OBJECTIVE ▸
All entries must be extracted exactly, with nothing added or dropped.
▬▬▬
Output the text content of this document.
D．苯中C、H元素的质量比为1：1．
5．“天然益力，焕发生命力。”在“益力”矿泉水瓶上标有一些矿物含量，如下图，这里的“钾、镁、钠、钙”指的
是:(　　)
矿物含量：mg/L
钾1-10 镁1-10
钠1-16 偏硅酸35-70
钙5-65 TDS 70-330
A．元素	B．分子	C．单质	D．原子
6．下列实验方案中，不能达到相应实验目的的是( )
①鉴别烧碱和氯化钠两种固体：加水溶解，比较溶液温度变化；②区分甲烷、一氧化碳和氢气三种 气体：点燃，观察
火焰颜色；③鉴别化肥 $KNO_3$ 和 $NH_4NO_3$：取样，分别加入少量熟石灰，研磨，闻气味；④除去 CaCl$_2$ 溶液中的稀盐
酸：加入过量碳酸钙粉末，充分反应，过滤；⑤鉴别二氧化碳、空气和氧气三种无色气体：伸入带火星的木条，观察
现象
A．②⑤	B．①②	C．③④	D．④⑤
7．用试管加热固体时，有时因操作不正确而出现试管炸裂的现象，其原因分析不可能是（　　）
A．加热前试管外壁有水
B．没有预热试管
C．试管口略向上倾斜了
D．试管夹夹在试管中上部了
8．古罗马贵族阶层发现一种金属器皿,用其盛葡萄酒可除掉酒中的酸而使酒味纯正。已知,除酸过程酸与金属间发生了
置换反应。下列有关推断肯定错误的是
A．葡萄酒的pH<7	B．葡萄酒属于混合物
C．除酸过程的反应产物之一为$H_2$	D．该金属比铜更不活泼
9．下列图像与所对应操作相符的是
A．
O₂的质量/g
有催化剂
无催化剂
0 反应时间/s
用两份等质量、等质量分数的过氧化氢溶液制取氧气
▬▬▬
EXERCISE RESULT ▸
Output the text content of this document.
D．苯中C、H元素的质量比为1：1．
5．“天然益力，焕发生命力。”在“益力”矿泉水瓶上标有一些矿物含量，如下图，这里的“钾、镁、钠、钙”指的
是:(　　)
矿物含量：mg/L
钾1-10 镁1-10
钠1-16 偏硅酸35-70
钙5-65 TDS 70-330
A．元素	B．分子	C．单质	D．原子
6．下列实验方案中，不能达到相应实验目的的是( )
①鉴别烧碱和氯化钠两种固体：加水溶解，比较溶液温度变化；②区分甲烷、一氧化碳和氢气三种 气体：点燃，观察
火焰颜色；③鉴别化肥 $KNO_3$ 和 $NH_4NO_3$：取样，分别加入少量熟石灰，研磨，闻气味；④除去 CaCl$_2$ 溶液中的稀盐
酸：加入过量碳酸钙粉末，充分反应，过滤；⑤鉴别二氧化碳、空气和氧气三种无色气体：伸入带火星的木条，观察
现象
A．②⑤	B．①②	C．③④	D．④⑤
7．用试管加热固体时，有时因操作不正确而出现试管炸裂的现象，其原因分析不可能是（　　）
A．加热前试管外壁有水
B．没有预热试管
C．试管口略向上倾斜了
D．试管夹夹在试管中上部了
8．古罗马贵族阶层发现一种金属器皿,用其盛葡萄酒可除掉酒中的酸而使酒味纯正。已知,除酸过程酸与金属间发生了
置换反应。下列有关推断肯定错误的是
A．葡萄酒的pH<7	B．葡萄酒属于混合物
C．除酸过程的反应产物之一为$H_2$	D．该金属比铜更不活泼
9．下列图像与所对应操作相符的是
A．
O₂的质量/g
有催化剂
无催化剂
0 反应时间/s
用两份等质量、等质量分数的过氧化氢溶液制取氧气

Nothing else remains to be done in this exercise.